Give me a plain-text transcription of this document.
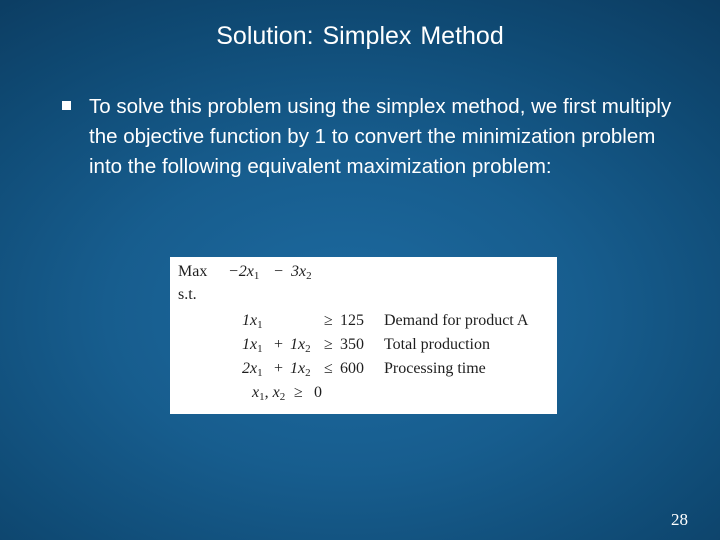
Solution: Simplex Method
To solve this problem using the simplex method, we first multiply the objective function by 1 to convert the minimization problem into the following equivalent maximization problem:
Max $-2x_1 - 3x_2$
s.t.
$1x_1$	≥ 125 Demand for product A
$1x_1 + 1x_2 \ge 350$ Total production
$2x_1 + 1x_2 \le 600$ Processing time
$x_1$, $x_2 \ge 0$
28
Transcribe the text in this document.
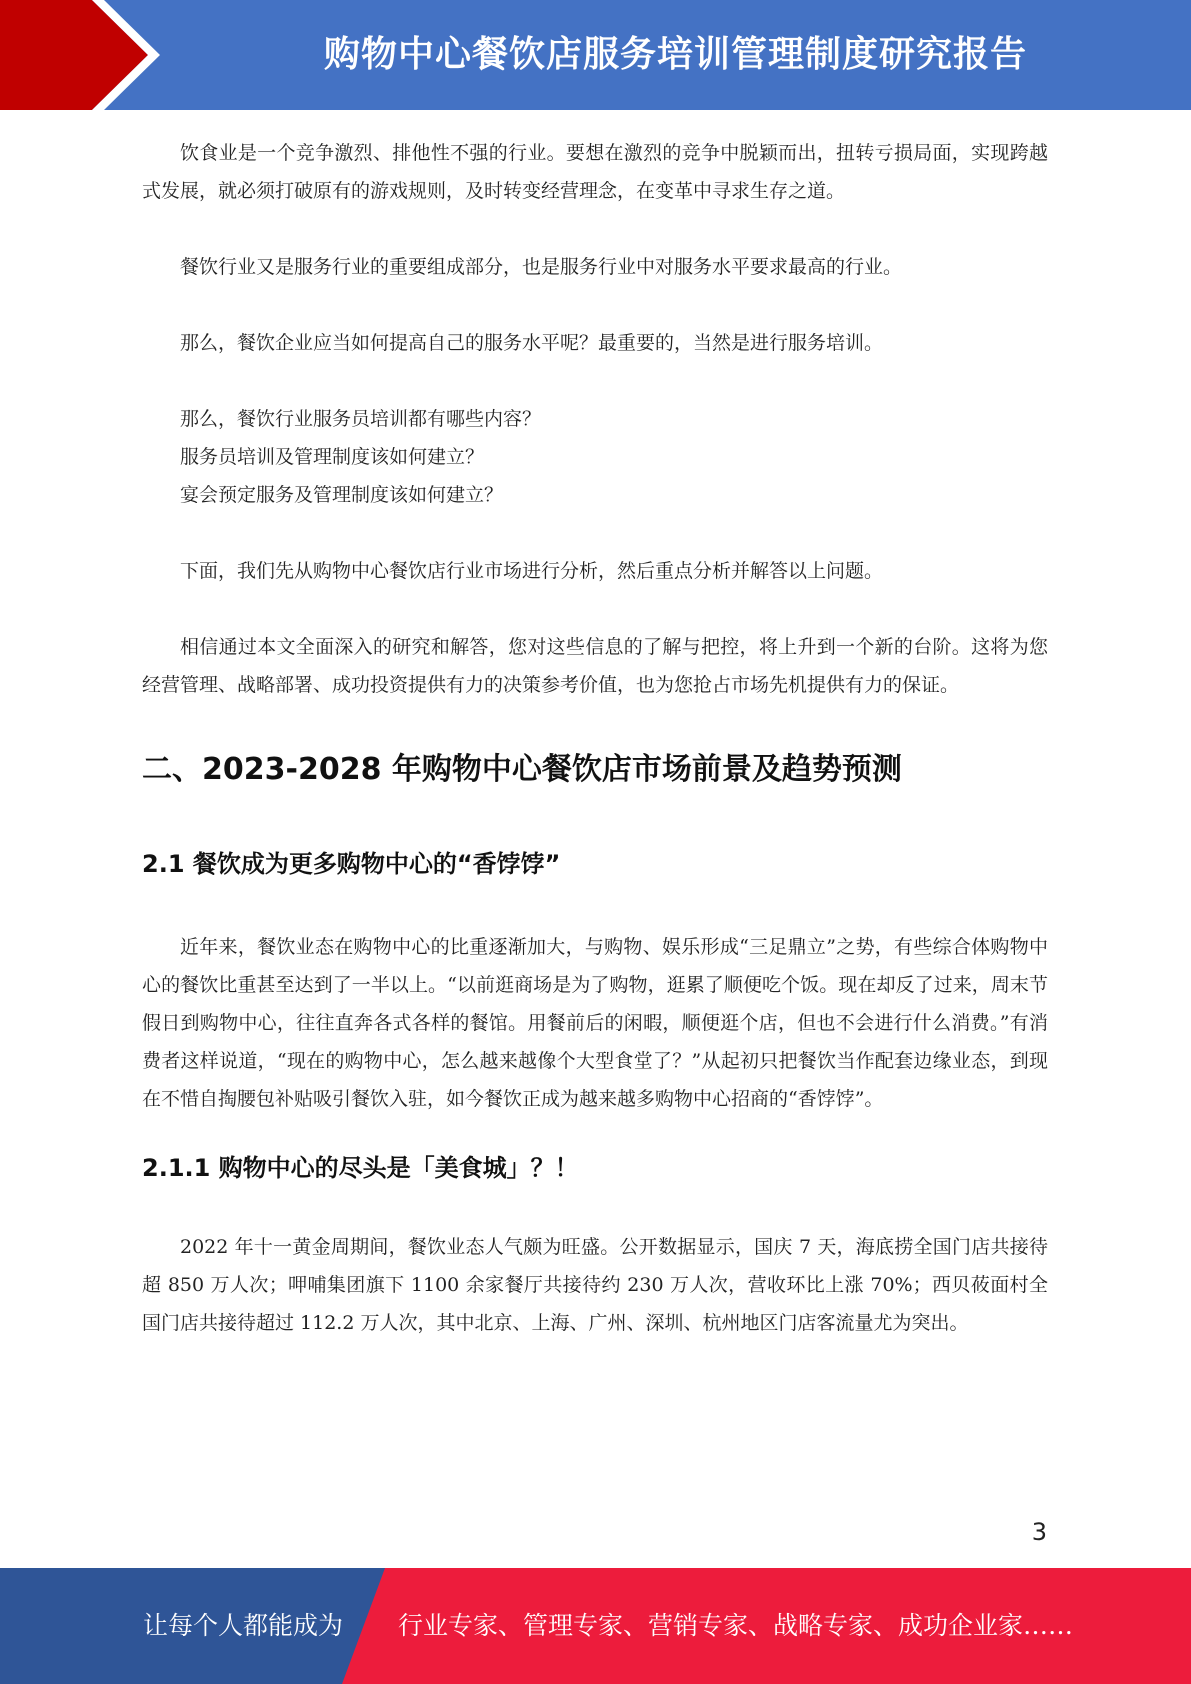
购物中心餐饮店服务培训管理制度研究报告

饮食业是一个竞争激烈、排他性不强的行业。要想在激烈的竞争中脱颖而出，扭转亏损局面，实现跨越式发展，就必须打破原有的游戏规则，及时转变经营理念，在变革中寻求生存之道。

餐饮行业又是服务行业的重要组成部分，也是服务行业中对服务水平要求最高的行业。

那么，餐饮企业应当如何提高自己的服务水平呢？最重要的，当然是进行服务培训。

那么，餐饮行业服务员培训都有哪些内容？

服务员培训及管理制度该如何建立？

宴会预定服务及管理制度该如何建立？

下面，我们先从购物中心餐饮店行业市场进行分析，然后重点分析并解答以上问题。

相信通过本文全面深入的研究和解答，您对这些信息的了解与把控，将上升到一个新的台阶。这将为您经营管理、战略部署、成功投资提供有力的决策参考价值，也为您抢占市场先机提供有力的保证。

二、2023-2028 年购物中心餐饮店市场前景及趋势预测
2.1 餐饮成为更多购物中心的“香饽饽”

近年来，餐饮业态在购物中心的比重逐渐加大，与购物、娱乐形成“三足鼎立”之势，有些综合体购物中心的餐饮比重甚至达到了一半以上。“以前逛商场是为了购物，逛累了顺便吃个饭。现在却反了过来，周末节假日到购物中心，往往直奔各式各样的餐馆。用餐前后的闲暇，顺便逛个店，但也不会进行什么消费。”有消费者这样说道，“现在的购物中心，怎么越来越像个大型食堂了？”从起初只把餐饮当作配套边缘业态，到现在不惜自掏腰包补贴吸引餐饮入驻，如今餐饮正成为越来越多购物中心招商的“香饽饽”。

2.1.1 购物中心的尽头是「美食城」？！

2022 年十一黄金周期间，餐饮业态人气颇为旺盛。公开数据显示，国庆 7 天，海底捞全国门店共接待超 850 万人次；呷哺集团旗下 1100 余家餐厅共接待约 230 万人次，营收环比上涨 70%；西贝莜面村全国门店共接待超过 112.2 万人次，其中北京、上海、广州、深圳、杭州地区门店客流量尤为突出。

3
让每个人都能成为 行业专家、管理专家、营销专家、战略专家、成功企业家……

◆ ◆ ◆ ◆

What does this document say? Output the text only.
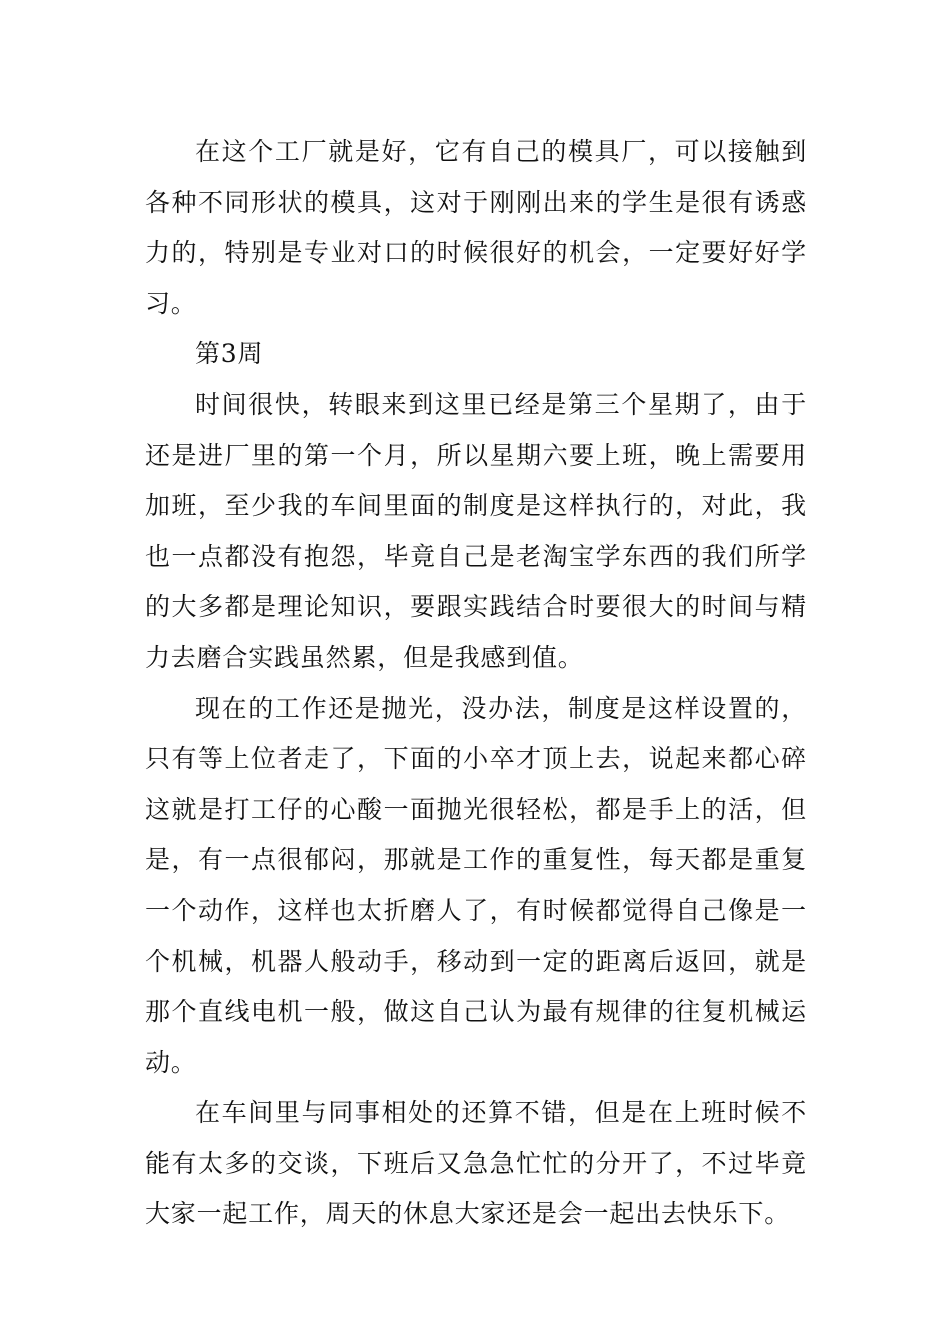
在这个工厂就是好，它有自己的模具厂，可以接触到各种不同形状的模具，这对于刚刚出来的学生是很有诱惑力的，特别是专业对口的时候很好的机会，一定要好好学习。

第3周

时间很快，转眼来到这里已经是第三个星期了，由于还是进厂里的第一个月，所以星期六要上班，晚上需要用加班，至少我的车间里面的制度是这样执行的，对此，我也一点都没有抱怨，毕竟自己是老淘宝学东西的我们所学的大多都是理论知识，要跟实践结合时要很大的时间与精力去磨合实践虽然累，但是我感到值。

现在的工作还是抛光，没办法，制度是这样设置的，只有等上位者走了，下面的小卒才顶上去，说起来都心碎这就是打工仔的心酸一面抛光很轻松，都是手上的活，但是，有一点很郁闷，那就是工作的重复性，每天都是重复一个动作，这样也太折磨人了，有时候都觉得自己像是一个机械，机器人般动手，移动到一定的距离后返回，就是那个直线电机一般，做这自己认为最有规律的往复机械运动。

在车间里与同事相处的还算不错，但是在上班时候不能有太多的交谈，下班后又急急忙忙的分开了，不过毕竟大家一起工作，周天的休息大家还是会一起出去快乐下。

◆ ◆ ◆ ◆

• Exercise task: Show every line where the string "document" appears.

• Exercise answer:
Give me a plain-text transcription of this document.
Transcribe the text in this document.
What does this document say? Output the text only.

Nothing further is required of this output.